**Task instructions:** Exactly as they appear, output all of the entries.

**Given records:**
--- START ---

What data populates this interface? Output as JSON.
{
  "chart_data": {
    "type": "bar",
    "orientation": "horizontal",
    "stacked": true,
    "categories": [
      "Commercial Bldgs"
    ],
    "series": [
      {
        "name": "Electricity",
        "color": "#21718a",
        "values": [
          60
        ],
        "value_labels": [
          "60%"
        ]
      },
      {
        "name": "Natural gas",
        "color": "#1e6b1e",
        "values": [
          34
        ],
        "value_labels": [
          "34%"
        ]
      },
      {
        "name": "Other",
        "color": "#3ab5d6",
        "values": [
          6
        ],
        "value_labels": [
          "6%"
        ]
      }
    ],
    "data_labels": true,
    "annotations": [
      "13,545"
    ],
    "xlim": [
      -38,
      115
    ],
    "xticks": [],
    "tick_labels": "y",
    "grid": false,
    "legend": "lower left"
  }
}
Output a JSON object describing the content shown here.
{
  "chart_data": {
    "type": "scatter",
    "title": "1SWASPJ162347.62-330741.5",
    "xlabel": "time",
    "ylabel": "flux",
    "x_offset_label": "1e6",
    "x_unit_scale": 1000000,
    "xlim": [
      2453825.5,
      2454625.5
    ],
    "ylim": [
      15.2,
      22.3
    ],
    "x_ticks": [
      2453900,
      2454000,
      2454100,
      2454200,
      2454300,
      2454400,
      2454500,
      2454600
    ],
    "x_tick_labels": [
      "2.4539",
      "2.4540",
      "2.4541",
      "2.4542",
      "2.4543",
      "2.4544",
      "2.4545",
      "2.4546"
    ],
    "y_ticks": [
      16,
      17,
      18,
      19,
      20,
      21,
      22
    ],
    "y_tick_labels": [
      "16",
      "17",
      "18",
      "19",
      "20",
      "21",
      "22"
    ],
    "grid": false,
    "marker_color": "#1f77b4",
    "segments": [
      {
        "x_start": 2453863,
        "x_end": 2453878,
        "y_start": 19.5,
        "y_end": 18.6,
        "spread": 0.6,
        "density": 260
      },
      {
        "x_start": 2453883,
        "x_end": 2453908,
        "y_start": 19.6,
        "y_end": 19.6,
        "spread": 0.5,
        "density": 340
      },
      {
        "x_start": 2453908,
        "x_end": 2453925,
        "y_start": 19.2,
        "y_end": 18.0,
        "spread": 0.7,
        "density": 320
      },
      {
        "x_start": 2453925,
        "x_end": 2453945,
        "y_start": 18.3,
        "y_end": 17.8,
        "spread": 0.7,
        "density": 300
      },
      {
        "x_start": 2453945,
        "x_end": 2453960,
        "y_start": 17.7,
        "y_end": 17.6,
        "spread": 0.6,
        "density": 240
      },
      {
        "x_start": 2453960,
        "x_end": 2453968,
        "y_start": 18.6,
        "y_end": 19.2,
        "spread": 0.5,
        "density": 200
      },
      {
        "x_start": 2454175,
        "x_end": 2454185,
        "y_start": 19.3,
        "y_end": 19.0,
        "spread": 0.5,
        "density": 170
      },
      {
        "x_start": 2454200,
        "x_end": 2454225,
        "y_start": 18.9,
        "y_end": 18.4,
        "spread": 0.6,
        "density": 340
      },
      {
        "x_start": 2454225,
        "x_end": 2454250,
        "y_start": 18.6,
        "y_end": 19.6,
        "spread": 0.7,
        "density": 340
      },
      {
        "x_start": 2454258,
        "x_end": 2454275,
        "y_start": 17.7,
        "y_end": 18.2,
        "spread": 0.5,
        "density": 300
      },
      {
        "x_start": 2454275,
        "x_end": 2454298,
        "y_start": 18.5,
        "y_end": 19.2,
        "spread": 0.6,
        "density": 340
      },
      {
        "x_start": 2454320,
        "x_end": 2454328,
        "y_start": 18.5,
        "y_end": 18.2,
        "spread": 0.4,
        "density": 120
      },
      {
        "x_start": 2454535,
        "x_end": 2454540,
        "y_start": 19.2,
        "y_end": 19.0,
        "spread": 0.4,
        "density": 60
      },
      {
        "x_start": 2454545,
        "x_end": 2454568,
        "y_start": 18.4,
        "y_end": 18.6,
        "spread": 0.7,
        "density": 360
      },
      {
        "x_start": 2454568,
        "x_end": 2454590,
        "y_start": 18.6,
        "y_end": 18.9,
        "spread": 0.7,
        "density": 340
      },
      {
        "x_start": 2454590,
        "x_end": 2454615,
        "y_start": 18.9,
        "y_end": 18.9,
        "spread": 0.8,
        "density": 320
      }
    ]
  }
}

--- END ---

**Answer to the task:**
What data populates this interface? Output as JSON.
{
  "chart_data": {
    "type": "bar",
    "orientation": "horizontal",
    "stacked": true,
    "categories": [
      "Commercial Bldgs"
    ],
    "series": [
      {
        "name": "Electricity",
        "color": "#21718a",
        "values": [
          60
        ],
        "value_labels": [
          "60%"
        ]
      },
      {
        "name": "Natural gas",
        "color": "#1e6b1e",
        "values": [
          34
        ],
        "value_labels": [
          "34%"
        ]
      },
      {
        "name": "Other",
        "color": "#3ab5d6",
        "values": [
          6
        ],
        "value_labels": [
          "6%"
        ]
      }
    ],
    "data_labels": true,
    "annotations": [
      "13,545"
    ],
    "xlim": [
      -38,
      115
    ],
    "xticks": [],
    "tick_labels": "y",
    "grid": false,
    "legend": "lower left"
  }
}
Output a JSON object describing the content shown here.
{
  "chart_data": {
    "type": "scatter",
    "title": "1SWASPJ162347.62-330741.5",
    "xlabel": "time",
    "ylabel": "flux",
    "x_offset_label": "1e6",
    "x_unit_scale": 1000000,
    "xlim": [
      2453825.5,
      2454625.5
    ],
    "ylim": [
      15.2,
      22.3
    ],
    "x_ticks": [
      2453900,
      2454000,
      2454100,
      2454200,
      2454300,
      2454400,
      2454500,
      2454600
    ],
    "x_tick_labels": [
      "2.4539",
      "2.4540",
      "2.4541",
      "2.4542",
      "2.4543",
      "2.4544",
      "2.4545",
      "2.4546"
    ],
    "y_ticks": [
      16,
      17,
      18,
      19,
      20,
      21,
      22
    ],
    "y_tick_labels": [
      "16",
      "17",
      "18",
      "19",
      "20",
      "21",
      "22"
    ],
    "grid": false,
    "marker_color": "#1f77b4",
    "segments": [
      {
        "x_start": 2453863,
        "x_end": 2453878,
        "y_start": 19.5,
        "y_end": 18.6,
        "spread": 0.6,
        "density": 260
      },
      {
        "x_start": 2453883,
        "x_end": 2453908,
        "y_start": 19.6,
        "y_end": 19.6,
        "spread": 0.5,
        "density": 340
      },
      {
        "x_start": 2453908,
        "x_end": 2453925,
        "y_start": 19.2,
        "y_end": 18.0,
        "spread": 0.7,
        "density": 320
      },
      {
        "x_start": 2453925,
        "x_end": 2453945,
        "y_start": 18.3,
        "y_end": 17.8,
        "spread": 0.7,
        "density": 300
      },
      {
        "x_start": 2453945,
        "x_end": 2453960,
        "y_start": 17.7,
        "y_end": 17.6,
        "spread": 0.6,
        "density": 240
      },
      {
        "x_start": 2453960,
        "x_end": 2453968,
        "y_start": 18.6,
        "y_end": 19.2,
        "spread": 0.5,
        "density": 200
      },
      {
        "x_start": 2454175,
        "x_end": 2454185,
        "y_start": 19.3,
        "y_end": 19.0,
        "spread": 0.5,
        "density": 170
      },
      {
        "x_start": 2454200,
        "x_end": 2454225,
        "y_start": 18.9,
        "y_end": 18.4,
        "spread": 0.6,
        "density": 340
      },
      {
        "x_start": 2454225,
        "x_end": 2454250,
        "y_start": 18.6,
        "y_end": 19.6,
        "spread": 0.7,
        "density": 340
      },
      {
        "x_start": 2454258,
        "x_end": 2454275,
        "y_start": 17.7,
        "y_end": 18.2,
        "spread": 0.5,
        "density": 300
      },
      {
        "x_start": 2454275,
        "x_end": 2454298,
        "y_start": 18.5,
        "y_end": 19.2,
        "spread": 0.6,
        "density": 340
      },
      {
        "x_start": 2454320,
        "x_end": 2454328,
        "y_start": 18.5,
        "y_end": 18.2,
        "spread": 0.4,
        "density": 120
      },
      {
        "x_start": 2454535,
        "x_end": 2454540,
        "y_start": 19.2,
        "y_end": 19.0,
        "spread": 0.4,
        "density": 60
      },
      {
        "x_start": 2454545,
        "x_end": 2454568,
        "y_start": 18.4,
        "y_end": 18.6,
        "spread": 0.7,
        "density": 360
      },
      {
        "x_start": 2454568,
        "x_end": 2454590,
        "y_start": 18.6,
        "y_end": 18.9,
        "spread": 0.7,
        "density": 340
      },
      {
        "x_start": 2454590,
        "x_end": 2454615,
        "y_start": 18.9,
        "y_end": 18.9,
        "spread": 0.8,
        "density": 320
      }
    ]
  }
}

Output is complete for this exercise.